## Start Data to use

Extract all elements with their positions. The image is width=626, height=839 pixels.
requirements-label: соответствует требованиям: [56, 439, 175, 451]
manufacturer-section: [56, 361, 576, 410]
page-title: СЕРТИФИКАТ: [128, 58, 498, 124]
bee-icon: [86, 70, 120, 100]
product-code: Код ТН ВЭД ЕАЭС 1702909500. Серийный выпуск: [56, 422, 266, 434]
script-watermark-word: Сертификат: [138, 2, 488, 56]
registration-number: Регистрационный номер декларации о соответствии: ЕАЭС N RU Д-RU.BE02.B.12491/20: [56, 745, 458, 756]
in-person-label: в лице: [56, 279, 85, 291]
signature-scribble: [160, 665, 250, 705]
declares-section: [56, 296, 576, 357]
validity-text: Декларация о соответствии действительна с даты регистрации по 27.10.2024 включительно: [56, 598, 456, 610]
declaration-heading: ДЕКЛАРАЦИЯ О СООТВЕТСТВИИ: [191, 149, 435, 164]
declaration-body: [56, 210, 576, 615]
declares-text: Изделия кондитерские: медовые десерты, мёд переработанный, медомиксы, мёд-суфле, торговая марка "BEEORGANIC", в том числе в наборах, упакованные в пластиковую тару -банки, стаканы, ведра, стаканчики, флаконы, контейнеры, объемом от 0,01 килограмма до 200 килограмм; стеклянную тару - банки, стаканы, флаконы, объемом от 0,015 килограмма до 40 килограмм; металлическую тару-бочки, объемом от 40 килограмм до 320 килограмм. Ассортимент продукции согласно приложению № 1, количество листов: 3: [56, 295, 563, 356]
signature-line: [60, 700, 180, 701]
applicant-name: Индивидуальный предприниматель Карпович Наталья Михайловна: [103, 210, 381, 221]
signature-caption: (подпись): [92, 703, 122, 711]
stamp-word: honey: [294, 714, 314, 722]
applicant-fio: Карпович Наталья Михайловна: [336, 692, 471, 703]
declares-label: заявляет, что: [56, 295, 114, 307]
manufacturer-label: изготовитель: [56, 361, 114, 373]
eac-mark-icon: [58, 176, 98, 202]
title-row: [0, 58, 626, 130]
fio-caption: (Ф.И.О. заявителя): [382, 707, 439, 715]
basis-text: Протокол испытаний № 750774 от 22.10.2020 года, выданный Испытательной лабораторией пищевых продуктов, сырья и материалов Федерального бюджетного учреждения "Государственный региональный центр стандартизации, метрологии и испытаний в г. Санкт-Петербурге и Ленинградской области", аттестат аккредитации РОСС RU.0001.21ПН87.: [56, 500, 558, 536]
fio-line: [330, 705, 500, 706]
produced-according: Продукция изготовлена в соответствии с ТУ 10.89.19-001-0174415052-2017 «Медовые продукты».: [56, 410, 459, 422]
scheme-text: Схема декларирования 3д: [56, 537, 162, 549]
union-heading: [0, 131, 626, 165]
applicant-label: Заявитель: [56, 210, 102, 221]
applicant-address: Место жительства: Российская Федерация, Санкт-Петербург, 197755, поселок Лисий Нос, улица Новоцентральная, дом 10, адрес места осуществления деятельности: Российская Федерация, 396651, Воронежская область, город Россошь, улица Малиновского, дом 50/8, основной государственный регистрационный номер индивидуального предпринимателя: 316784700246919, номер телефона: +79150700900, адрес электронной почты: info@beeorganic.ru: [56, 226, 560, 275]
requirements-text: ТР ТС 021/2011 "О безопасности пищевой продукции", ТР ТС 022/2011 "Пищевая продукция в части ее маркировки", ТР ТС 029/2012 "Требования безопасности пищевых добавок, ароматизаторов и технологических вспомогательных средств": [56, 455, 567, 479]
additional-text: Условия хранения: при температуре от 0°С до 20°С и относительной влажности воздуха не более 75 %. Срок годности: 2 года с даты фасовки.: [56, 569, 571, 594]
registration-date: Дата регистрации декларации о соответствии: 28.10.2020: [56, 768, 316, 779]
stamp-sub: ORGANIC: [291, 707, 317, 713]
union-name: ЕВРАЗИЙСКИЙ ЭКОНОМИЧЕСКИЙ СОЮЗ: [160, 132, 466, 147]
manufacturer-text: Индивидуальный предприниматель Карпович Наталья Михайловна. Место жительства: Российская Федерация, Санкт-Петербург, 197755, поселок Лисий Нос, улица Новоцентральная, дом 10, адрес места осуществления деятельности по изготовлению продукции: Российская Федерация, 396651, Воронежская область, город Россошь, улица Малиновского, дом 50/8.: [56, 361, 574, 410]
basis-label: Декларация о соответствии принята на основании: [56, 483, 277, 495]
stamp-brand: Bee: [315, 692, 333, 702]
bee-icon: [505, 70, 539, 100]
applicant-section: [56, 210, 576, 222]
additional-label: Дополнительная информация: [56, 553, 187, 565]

## End Data to use

◆ What you will do ◆
Extract every line from the rows above and reproduce each one verbatim, with no changes.

◆ Result of the task ◆
Extract all elements with their positions. The image is width=626, height=839 pixels.
requirements-label: соответствует требованиям: [56, 439, 175, 451]
manufacturer-section: [56, 361, 576, 410]
page-title: СЕРТИФИКАТ: [128, 58, 498, 124]
bee-icon: [86, 70, 120, 100]
product-code: Код ТН ВЭД ЕАЭС 1702909500. Серийный выпуск: [56, 422, 266, 434]
script-watermark-word: Сертификат: [138, 2, 488, 56]
registration-number: Регистрационный номер декларации о соответствии: ЕАЭС N RU Д-RU.BE02.B.12491/20: [56, 745, 458, 756]
in-person-label: в лице: [56, 279, 85, 291]
signature-scribble: [160, 665, 250, 705]
declares-section: [56, 296, 576, 357]
validity-text: Декларация о соответствии действительна с даты регистрации по 27.10.2024 включительно: [56, 598, 456, 610]
declaration-heading: ДЕКЛАРАЦИЯ О СООТВЕТСТВИИ: [191, 149, 435, 164]
declaration-body: [56, 210, 576, 615]
declares-text: Изделия кондитерские: медовые десерты, мёд переработанный, медомиксы, мёд-суфле, торговая марка "BEEORGANIC", в том числе в наборах, упакованные в пластиковую тару -банки, стаканы, ведра, стаканчики, флаконы, контейнеры, объемом от 0,01 килограмма до 200 килограмм; стеклянную тару - банки, стаканы, флаконы, объемом от 0,015 килограмма до 40 килограмм; металлическую тару-бочки, объемом от 40 килограмм до 320 килограмм. Ассортимент продукции согласно приложению № 1, количество листов: 3: [56, 295, 563, 356]
signature-line: [60, 700, 180, 701]
applicant-name: Индивидуальный предприниматель Карпович Наталья Михайловна: [103, 210, 381, 221]
signature-caption: (подпись): [92, 703, 122, 711]
stamp-word: honey: [294, 714, 314, 722]
applicant-fio: Карпович Наталья Михайловна: [336, 692, 471, 703]
declares-label: заявляет, что: [56, 295, 114, 307]
manufacturer-label: изготовитель: [56, 361, 114, 373]
eac-mark-icon: [58, 176, 98, 202]
title-row: [0, 58, 626, 130]
fio-caption: (Ф.И.О. заявителя): [382, 707, 439, 715]
basis-text: Протокол испытаний № 750774 от 22.10.2020 года, выданный Испытательной лабораторией пищевых продуктов, сырья и материалов Федерального бюджетного учреждения "Государственный региональный центр стандартизации, метрологии и испытаний в г. Санкт-Петербурге и Ленинградской области", аттестат аккредитации РОСС RU.0001.21ПН87.: [56, 500, 558, 536]
fio-line: [330, 705, 500, 706]
produced-according: Продукция изготовлена в соответствии с ТУ 10.89.19-001-0174415052-2017 «Медовые продукты».: [56, 410, 459, 422]
scheme-text: Схема декларирования 3д: [56, 537, 162, 549]
union-heading: [0, 131, 626, 165]
applicant-label: Заявитель: [56, 210, 102, 221]
applicant-address: Место жительства: Российская Федерация, Санкт-Петербург, 197755, поселок Лисий Нос, улица Новоцентральная, дом 10, адрес места осуществления деятельности: Российская Федерация, 396651, Воронежская область, город Россошь, улица Малиновского, дом 50/8, основной государственный регистрационный номер индивидуального предпринимателя: 316784700246919, номер телефона: +79150700900, адрес электронной почты: info@beeorganic.ru: [56, 226, 560, 275]
requirements-text: ТР ТС 021/2011 "О безопасности пищевой продукции", ТР ТС 022/2011 "Пищевая продукция в части ее маркировки", ТР ТС 029/2012 "Требования безопасности пищевых добавок, ароматизаторов и технологических вспомогательных средств": [56, 455, 567, 479]
additional-text: Условия хранения: при температуре от 0°С до 20°С и относительной влажности воздуха не более 75 %. Срок годности: 2 года с даты фасовки.: [56, 569, 571, 594]
registration-date: Дата регистрации декларации о соответствии: 28.10.2020: [56, 768, 316, 779]
stamp-sub: ORGANIC: [291, 707, 317, 713]
union-name: ЕВРАЗИЙСКИЙ ЭКОНОМИЧЕСКИЙ СОЮЗ: [160, 132, 466, 147]
manufacturer-text: Индивидуальный предприниматель Карпович Наталья Михайловна. Место жительства: Российская Федерация, Санкт-Петербург, 197755, поселок Лисий Нос, улица Новоцентральная, дом 10, адрес места осуществления деятельности по изготовлению продукции: Российская Федерация, 396651, Воронежская область, город Россошь, улица Малиновского, дом 50/8.: [56, 361, 574, 410]
basis-label: Декларация о соответствии принята на основании: [56, 483, 277, 495]
stamp-brand: Bee: [315, 692, 333, 702]
bee-icon: [505, 70, 539, 100]
applicant-section: [56, 210, 576, 222]
additional-label: Дополнительная информация: [56, 553, 187, 565]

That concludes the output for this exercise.